Directions
Set the following entries down again exactly, line by line.

Data shown
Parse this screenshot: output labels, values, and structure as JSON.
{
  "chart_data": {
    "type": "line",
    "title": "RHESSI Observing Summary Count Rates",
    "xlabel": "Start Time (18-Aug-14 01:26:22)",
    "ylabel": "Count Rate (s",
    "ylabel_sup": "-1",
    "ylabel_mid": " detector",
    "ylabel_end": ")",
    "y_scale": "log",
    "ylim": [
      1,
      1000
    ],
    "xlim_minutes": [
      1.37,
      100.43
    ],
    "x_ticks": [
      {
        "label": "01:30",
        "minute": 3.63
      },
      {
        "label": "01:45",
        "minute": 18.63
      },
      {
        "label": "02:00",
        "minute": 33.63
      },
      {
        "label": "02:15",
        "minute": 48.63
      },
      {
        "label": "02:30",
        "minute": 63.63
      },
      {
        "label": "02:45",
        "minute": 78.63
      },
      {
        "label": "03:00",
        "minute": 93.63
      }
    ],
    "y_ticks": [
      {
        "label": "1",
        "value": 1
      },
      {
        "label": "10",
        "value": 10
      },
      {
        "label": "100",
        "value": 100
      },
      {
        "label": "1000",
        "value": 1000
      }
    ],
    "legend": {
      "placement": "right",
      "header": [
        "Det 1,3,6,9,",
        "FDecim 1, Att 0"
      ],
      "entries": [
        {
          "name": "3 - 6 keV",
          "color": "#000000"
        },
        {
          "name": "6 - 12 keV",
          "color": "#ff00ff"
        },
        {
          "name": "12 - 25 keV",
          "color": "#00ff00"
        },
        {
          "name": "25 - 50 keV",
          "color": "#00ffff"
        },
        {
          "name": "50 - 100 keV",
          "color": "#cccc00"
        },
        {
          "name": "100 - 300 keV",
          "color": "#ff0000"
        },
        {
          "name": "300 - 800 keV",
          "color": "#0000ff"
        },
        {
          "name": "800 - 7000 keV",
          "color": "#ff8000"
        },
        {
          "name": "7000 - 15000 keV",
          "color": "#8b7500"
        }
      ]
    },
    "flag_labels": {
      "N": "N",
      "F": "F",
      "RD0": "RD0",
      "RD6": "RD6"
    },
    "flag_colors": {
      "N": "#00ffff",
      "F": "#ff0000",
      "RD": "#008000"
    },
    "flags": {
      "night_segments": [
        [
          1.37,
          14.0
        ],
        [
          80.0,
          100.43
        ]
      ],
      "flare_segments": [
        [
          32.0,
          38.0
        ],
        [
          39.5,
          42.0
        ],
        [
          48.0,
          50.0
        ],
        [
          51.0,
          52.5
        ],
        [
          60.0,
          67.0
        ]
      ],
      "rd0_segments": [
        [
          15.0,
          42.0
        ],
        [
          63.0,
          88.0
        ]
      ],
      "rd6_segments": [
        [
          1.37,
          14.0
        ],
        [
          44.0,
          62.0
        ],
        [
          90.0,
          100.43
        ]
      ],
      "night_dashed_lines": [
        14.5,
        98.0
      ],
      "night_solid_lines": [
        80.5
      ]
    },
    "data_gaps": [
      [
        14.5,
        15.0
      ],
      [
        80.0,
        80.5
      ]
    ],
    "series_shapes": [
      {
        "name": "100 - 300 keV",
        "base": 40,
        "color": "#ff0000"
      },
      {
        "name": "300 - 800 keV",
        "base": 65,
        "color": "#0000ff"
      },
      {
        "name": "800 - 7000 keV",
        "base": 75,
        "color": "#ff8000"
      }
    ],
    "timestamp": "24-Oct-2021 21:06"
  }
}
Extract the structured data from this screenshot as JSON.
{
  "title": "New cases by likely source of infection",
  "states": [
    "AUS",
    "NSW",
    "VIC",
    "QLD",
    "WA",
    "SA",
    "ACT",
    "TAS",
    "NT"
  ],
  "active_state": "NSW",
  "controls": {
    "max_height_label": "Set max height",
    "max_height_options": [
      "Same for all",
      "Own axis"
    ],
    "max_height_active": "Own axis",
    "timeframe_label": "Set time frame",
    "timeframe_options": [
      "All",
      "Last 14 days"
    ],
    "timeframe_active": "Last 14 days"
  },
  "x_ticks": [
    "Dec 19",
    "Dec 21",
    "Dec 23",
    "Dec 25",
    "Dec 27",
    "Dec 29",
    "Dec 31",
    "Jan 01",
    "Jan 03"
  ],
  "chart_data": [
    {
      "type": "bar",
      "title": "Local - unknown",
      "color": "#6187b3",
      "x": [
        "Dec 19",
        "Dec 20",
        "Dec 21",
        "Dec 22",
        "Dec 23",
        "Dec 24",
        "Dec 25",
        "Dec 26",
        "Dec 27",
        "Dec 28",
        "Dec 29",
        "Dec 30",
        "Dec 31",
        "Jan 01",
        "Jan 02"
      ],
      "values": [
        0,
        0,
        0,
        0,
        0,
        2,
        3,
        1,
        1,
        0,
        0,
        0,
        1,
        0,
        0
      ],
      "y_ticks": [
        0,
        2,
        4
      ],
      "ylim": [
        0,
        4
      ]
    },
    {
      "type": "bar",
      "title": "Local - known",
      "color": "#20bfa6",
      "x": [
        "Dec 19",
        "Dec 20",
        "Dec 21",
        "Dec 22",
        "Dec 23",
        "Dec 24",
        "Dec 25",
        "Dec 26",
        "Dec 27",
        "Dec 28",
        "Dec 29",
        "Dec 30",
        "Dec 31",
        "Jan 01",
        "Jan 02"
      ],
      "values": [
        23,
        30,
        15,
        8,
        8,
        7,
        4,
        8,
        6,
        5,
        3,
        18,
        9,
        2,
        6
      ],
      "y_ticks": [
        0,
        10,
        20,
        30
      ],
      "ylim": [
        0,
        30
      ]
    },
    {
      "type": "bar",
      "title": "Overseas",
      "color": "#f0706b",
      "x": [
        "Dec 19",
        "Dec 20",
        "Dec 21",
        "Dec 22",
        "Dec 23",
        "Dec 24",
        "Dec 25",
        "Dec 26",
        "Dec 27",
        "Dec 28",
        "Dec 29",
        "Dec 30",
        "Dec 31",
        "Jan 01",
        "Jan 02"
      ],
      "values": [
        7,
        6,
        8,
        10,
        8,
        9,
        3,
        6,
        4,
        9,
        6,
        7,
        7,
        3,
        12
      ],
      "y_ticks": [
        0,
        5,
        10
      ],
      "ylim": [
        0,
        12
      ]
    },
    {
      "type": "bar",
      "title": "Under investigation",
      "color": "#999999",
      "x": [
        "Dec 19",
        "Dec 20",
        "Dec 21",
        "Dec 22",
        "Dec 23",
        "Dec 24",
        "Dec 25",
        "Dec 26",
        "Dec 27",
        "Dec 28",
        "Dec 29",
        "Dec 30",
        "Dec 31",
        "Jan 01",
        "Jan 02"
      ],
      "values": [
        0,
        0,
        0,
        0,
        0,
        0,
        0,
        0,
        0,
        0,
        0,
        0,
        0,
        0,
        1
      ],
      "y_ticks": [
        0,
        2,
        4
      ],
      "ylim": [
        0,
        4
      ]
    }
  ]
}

Output for this task
Parse this screenshot: output labels, values, and structure as JSON.
{
  "chart_data": {
    "type": "line",
    "title": "RHESSI Observing Summary Count Rates",
    "xlabel": "Start Time (18-Aug-14 01:26:22)",
    "ylabel": "Count Rate (s",
    "ylabel_sup": "-1",
    "ylabel_mid": " detector",
    "ylabel_end": ")",
    "y_scale": "log",
    "ylim": [
      1,
      1000
    ],
    "xlim_minutes": [
      1.37,
      100.43
    ],
    "x_ticks": [
      {
        "label": "01:30",
        "minute": 3.63
      },
      {
        "label": "01:45",
        "minute": 18.63
      },
      {
        "label": "02:00",
        "minute": 33.63
      },
      {
        "label": "02:15",
        "minute": 48.63
      },
      {
        "label": "02:30",
        "minute": 63.63
      },
      {
        "label": "02:45",
        "minute": 78.63
      },
      {
        "label": "03:00",
        "minute": 93.63
      }
    ],
    "y_ticks": [
      {
        "label": "1",
        "value": 1
      },
      {
        "label": "10",
        "value": 10
      },
      {
        "label": "100",
        "value": 100
      },
      {
        "label": "1000",
        "value": 1000
      }
    ],
    "legend": {
      "placement": "right",
      "header": [
        "Det 1,3,6,9,",
        "FDecim 1, Att 0"
      ],
      "entries": [
        {
          "name": "3 - 6 keV",
          "color": "#000000"
        },
        {
          "name": "6 - 12 keV",
          "color": "#ff00ff"
        },
        {
          "name": "12 - 25 keV",
          "color": "#00ff00"
        },
        {
          "name": "25 - 50 keV",
          "color": "#00ffff"
        },
        {
          "name": "50 - 100 keV",
          "color": "#cccc00"
        },
        {
          "name": "100 - 300 keV",
          "color": "#ff0000"
        },
        {
          "name": "300 - 800 keV",
          "color": "#0000ff"
        },
        {
          "name": "800 - 7000 keV",
          "color": "#ff8000"
        },
        {
          "name": "7000 - 15000 keV",
          "color": "#8b7500"
        }
      ]
    },
    "flag_labels": {
      "N": "N",
      "F": "F",
      "RD0": "RD0",
      "RD6": "RD6"
    },
    "flag_colors": {
      "N": "#00ffff",
      "F": "#ff0000",
      "RD": "#008000"
    },
    "flags": {
      "night_segments": [
        [
          1.37,
          14.0
        ],
        [
          80.0,
          100.43
        ]
      ],
      "flare_segments": [
        [
          32.0,
          38.0
        ],
        [
          39.5,
          42.0
        ],
        [
          48.0,
          50.0
        ],
        [
          51.0,
          52.5
        ],
        [
          60.0,
          67.0
        ]
      ],
      "rd0_segments": [
        [
          15.0,
          42.0
        ],
        [
          63.0,
          88.0
        ]
      ],
      "rd6_segments": [
        [
          1.37,
          14.0
        ],
        [
          44.0,
          62.0
        ],
        [
          90.0,
          100.43
        ]
      ],
      "night_dashed_lines": [
        14.5,
        98.0
      ],
      "night_solid_lines": [
        80.5
      ]
    },
    "data_gaps": [
      [
        14.5,
        15.0
      ],
      [
        80.0,
        80.5
      ]
    ],
    "series_shapes": [
      {
        "name": "100 - 300 keV",
        "base": 40,
        "color": "#ff0000"
      },
      {
        "name": "300 - 800 keV",
        "base": 65,
        "color": "#0000ff"
      },
      {
        "name": "800 - 7000 keV",
        "base": 75,
        "color": "#ff8000"
      }
    ],
    "timestamp": "24-Oct-2021 21:06"
  }
}
Extract the structured data from this screenshot as JSON.
{
  "title": "New cases by likely source of infection",
  "states": [
    "AUS",
    "NSW",
    "VIC",
    "QLD",
    "WA",
    "SA",
    "ACT",
    "TAS",
    "NT"
  ],
  "active_state": "NSW",
  "controls": {
    "max_height_label": "Set max height",
    "max_height_options": [
      "Same for all",
      "Own axis"
    ],
    "max_height_active": "Own axis",
    "timeframe_label": "Set time frame",
    "timeframe_options": [
      "All",
      "Last 14 days"
    ],
    "timeframe_active": "Last 14 days"
  },
  "x_ticks": [
    "Dec 19",
    "Dec 21",
    "Dec 23",
    "Dec 25",
    "Dec 27",
    "Dec 29",
    "Dec 31",
    "Jan 01",
    "Jan 03"
  ],
  "chart_data": [
    {
      "type": "bar",
      "title": "Local - unknown",
      "color": "#6187b3",
      "x": [
        "Dec 19",
        "Dec 20",
        "Dec 21",
        "Dec 22",
        "Dec 23",
        "Dec 24",
        "Dec 25",
        "Dec 26",
        "Dec 27",
        "Dec 28",
        "Dec 29",
        "Dec 30",
        "Dec 31",
        "Jan 01",
        "Jan 02"
      ],
      "values": [
        0,
        0,
        0,
        0,
        0,
        2,
        3,
        1,
        1,
        0,
        0,
        0,
        1,
        0,
        0
      ],
      "y_ticks": [
        0,
        2,
        4
      ],
      "ylim": [
        0,
        4
      ]
    },
    {
      "type": "bar",
      "title": "Local - known",
      "color": "#20bfa6",
      "x": [
        "Dec 19",
        "Dec 20",
        "Dec 21",
        "Dec 22",
        "Dec 23",
        "Dec 24",
        "Dec 25",
        "Dec 26",
        "Dec 27",
        "Dec 28",
        "Dec 29",
        "Dec 30",
        "Dec 31",
        "Jan 01",
        "Jan 02"
      ],
      "values": [
        23,
        30,
        15,
        8,
        8,
        7,
        4,
        8,
        6,
        5,
        3,
        18,
        9,
        2,
        6
      ],
      "y_ticks": [
        0,
        10,
        20,
        30
      ],
      "ylim": [
        0,
        30
      ]
    },
    {
      "type": "bar",
      "title": "Overseas",
      "color": "#f0706b",
      "x": [
        "Dec 19",
        "Dec 20",
        "Dec 21",
        "Dec 22",
        "Dec 23",
        "Dec 24",
        "Dec 25",
        "Dec 26",
        "Dec 27",
        "Dec 28",
        "Dec 29",
        "Dec 30",
        "Dec 31",
        "Jan 01",
        "Jan 02"
      ],
      "values": [
        7,
        6,
        8,
        10,
        8,
        9,
        3,
        6,
        4,
        9,
        6,
        7,
        7,
        3,
        12
      ],
      "y_ticks": [
        0,
        5,
        10
      ],
      "ylim": [
        0,
        12
      ]
    },
    {
      "type": "bar",
      "title": "Under investigation",
      "color": "#999999",
      "x": [
        "Dec 19",
        "Dec 20",
        "Dec 21",
        "Dec 22",
        "Dec 23",
        "Dec 24",
        "Dec 25",
        "Dec 26",
        "Dec 27",
        "Dec 28",
        "Dec 29",
        "Dec 30",
        "Dec 31",
        "Jan 01",
        "Jan 02"
      ],
      "values": [
        0,
        0,
        0,
        0,
        0,
        0,
        0,
        0,
        0,
        0,
        0,
        0,
        0,
        0,
        1
      ],
      "y_ticks": [
        0,
        2,
        4
      ],
      "ylim": [
        0,
        4
      ]
    }
  ]
}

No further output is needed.